Data for the task —
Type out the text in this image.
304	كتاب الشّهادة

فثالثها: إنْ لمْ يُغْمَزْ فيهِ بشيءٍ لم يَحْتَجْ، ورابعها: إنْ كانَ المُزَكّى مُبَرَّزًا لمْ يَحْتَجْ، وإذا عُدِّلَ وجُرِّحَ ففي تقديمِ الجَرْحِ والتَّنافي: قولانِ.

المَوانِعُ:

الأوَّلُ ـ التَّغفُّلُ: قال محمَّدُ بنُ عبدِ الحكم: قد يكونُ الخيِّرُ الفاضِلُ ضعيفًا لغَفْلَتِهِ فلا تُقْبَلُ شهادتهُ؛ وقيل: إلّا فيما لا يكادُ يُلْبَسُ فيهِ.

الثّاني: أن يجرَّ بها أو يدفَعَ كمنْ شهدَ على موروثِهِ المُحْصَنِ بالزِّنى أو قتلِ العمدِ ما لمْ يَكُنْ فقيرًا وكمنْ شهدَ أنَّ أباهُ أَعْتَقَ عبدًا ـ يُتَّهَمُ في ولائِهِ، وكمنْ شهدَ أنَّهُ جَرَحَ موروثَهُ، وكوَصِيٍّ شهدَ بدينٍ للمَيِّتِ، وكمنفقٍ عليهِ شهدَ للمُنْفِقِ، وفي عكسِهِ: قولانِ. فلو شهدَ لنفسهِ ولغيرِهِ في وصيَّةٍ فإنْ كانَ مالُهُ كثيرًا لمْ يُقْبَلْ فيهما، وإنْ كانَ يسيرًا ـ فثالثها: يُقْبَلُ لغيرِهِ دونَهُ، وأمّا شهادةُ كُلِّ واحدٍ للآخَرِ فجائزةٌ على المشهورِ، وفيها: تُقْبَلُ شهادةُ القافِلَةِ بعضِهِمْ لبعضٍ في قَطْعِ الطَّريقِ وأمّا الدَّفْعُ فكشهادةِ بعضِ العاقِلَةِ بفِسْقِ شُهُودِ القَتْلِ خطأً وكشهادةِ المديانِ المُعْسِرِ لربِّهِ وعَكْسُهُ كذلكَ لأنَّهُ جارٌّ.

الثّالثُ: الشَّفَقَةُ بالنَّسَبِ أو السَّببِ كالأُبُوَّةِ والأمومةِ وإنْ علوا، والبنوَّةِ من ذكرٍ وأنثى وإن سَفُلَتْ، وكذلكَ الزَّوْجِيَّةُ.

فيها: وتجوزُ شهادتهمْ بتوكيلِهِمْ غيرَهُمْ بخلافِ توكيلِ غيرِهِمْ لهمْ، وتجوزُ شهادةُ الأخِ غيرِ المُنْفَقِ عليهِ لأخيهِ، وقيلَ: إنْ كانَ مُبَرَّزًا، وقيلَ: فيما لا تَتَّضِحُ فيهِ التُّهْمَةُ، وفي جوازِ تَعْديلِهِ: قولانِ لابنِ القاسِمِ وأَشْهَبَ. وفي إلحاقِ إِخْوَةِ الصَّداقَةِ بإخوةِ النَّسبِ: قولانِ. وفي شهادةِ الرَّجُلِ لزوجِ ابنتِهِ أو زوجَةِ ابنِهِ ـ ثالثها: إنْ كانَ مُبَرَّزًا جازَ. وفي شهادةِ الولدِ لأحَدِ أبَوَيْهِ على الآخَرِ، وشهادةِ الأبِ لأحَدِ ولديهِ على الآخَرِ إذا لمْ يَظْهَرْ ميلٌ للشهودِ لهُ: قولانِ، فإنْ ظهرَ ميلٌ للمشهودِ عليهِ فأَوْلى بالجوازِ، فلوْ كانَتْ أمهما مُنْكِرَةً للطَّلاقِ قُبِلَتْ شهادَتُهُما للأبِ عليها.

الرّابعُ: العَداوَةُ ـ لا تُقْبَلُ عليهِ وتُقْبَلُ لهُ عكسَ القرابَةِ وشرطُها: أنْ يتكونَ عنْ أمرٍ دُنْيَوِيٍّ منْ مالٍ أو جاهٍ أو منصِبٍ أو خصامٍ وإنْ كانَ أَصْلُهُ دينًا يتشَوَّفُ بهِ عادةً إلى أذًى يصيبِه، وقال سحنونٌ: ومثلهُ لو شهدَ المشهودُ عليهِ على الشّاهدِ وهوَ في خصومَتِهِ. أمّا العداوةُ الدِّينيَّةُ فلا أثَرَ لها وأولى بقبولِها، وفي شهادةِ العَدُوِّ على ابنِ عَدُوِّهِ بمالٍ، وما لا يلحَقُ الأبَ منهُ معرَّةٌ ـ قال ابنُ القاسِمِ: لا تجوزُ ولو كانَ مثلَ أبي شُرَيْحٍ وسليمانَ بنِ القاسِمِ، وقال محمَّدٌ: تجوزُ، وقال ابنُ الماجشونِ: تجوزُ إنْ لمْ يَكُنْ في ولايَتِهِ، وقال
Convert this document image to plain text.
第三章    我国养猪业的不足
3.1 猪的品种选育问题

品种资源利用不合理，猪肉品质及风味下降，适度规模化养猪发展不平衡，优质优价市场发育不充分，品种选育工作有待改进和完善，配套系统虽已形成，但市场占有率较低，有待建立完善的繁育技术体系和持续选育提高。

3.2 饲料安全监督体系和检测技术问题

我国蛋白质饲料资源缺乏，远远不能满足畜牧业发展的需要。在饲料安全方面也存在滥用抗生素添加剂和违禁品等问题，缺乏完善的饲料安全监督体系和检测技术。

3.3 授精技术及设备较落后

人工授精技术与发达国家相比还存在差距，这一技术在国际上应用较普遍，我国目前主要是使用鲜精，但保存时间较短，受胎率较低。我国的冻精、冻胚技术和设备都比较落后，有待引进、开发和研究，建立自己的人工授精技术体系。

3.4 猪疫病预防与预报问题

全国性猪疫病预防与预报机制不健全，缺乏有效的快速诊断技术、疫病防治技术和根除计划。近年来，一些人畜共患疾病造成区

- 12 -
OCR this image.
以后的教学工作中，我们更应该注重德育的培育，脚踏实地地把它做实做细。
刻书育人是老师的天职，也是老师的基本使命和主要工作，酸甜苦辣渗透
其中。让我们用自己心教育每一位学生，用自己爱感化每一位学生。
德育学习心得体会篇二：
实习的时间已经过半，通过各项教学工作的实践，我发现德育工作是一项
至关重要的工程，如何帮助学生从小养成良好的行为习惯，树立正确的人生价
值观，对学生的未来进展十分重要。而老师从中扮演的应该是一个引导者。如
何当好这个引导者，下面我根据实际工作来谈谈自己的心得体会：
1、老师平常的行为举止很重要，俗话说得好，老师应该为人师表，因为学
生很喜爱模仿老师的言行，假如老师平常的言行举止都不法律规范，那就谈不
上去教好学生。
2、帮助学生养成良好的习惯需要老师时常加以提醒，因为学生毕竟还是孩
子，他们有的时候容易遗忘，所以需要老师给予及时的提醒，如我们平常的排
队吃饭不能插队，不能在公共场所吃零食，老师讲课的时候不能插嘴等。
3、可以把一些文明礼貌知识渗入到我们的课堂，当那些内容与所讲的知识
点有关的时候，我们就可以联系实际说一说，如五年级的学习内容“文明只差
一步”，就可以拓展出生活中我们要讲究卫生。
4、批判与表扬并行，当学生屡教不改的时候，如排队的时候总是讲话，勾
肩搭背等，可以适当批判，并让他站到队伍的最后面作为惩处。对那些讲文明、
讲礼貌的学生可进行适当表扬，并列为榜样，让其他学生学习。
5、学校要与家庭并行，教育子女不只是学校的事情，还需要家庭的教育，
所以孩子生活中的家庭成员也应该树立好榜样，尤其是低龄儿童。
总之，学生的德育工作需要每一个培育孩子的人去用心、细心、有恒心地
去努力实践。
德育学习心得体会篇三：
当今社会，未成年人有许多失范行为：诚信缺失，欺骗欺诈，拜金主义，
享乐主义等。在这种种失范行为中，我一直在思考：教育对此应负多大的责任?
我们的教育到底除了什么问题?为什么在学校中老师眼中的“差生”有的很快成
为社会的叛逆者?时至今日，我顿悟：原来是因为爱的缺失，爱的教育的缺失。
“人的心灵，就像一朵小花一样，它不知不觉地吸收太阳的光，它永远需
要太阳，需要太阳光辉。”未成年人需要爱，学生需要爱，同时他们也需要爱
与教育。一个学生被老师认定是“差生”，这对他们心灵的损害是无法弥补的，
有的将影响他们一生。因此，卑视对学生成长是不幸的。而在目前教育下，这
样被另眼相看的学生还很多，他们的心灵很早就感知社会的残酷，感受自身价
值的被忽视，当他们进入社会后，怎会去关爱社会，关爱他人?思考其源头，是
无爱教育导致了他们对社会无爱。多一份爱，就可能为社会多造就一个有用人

Prompt —
Find each line that has the word "فثالثها", then copy it out.

Final result —
فثالثها: إنْ لمْ يُغْمَزْ فيهِ بشيءٍ لم يَحْتَجْ، ورابعها: إنْ كانَ المُزَكّى مُبَرَّزًا لمْ يَحْتَجْ، وإذا عُدِّلَ وجُرِّحَ ففي تقديمِ الجَرْحِ والتَّنافي: قولانِ.
الثّاني: أن يجرَّ بها أو يدفَعَ كمنْ شهدَ على موروثِهِ المُحْصَنِ بالزِّنى أو قتلِ العمدِ ما لمْ يَكُنْ فقيرًا وكمنْ شهدَ أنَّ أباهُ أَعْتَقَ عبدًا ـ يُتَّهَمُ في ولائِهِ، وكمنْ شهدَ أنَّهُ جَرَحَ موروثَهُ، وكوَصِيٍّ شهدَ بدينٍ للمَيِّتِ، وكمنفقٍ عليهِ شهدَ للمُنْفِقِ، وفي عكسِهِ: قولانِ. فلو شهدَ لنفسهِ ولغيرِهِ في وصيَّةٍ فإنْ كانَ مالُهُ كثيرًا لمْ يُقْبَلْ فيهما، وإنْ كانَ يسيرًا ـ فثالثها: يُقْبَلُ لغيرِهِ دونَهُ، وأمّا شهادةُ كُلِّ واحدٍ للآخَرِ فجائزةٌ على المشهورِ، وفيها: تُقْبَلُ شهادةُ القافِلَةِ بعضِهِمْ لبعضٍ في قَطْعِ الطَّريقِ وأمّا الدَّفْعُ فكشهادةِ بعضِ العاقِلَةِ بفِسْقِ شُهُودِ القَتْلِ خطأً وكشهادةِ المديانِ المُعْسِرِ لربِّهِ وعَكْسُهُ كذلكَ لأنَّهُ جارٌّ.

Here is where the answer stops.